== MATERIAL

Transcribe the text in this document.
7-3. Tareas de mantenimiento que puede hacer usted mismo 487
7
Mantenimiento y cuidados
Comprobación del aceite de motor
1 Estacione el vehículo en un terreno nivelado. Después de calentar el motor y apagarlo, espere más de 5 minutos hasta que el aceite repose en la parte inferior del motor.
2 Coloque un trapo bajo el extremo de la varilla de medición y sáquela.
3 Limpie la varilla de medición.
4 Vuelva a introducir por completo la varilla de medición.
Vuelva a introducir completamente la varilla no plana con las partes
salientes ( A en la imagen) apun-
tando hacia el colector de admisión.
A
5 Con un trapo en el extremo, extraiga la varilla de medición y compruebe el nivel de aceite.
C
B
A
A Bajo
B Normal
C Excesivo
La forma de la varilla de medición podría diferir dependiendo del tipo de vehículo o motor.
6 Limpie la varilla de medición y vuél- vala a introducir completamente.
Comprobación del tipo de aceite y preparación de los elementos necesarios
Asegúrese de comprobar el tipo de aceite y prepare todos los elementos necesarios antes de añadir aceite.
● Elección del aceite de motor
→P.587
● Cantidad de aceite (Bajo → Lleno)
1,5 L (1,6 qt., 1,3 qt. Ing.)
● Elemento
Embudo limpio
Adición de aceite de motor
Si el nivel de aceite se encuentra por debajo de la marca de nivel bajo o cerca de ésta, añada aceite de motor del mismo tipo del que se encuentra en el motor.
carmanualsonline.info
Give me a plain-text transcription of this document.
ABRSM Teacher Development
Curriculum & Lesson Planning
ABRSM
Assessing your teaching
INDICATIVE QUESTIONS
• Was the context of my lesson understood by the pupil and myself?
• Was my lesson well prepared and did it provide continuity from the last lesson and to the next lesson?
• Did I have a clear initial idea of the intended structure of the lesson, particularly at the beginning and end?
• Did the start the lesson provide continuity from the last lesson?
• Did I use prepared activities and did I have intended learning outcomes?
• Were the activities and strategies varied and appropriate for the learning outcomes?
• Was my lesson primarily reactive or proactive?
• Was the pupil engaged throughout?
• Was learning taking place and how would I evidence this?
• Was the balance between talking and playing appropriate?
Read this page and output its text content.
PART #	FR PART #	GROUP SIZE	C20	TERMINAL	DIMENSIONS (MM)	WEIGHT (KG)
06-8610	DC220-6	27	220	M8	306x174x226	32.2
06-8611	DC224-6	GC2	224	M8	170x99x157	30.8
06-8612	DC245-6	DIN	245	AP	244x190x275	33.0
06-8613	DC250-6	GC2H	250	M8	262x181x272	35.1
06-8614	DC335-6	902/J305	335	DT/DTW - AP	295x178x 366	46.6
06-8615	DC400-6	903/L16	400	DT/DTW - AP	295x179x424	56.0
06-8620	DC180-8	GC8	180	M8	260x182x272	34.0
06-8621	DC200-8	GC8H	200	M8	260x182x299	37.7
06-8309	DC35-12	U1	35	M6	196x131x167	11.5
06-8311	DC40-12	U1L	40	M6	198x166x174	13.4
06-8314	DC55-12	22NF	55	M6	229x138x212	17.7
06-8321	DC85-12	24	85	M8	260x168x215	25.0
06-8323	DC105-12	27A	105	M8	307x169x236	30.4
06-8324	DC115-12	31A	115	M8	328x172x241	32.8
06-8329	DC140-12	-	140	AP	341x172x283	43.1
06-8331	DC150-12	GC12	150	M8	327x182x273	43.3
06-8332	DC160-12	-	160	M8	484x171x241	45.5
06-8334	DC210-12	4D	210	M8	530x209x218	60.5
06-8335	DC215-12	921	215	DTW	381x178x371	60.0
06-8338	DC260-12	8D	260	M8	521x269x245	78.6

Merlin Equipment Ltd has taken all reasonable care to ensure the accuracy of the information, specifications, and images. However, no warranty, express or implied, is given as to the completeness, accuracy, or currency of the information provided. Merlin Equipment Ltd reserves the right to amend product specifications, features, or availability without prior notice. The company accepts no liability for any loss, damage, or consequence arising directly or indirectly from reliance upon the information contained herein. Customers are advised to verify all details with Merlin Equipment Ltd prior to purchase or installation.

====

* PROBLEM:
Go through the lines above. Select every one that has the string "mismo".

* OUTPUT OF THE TASK:
7-3. Tareas de mantenimiento que puede hacer usted mismo 487
Si el nivel de aceite se encuentra por debajo de la marca de nivel bajo o cerca de ésta, añada aceite de motor del mismo tipo del que se encuentra en el motor.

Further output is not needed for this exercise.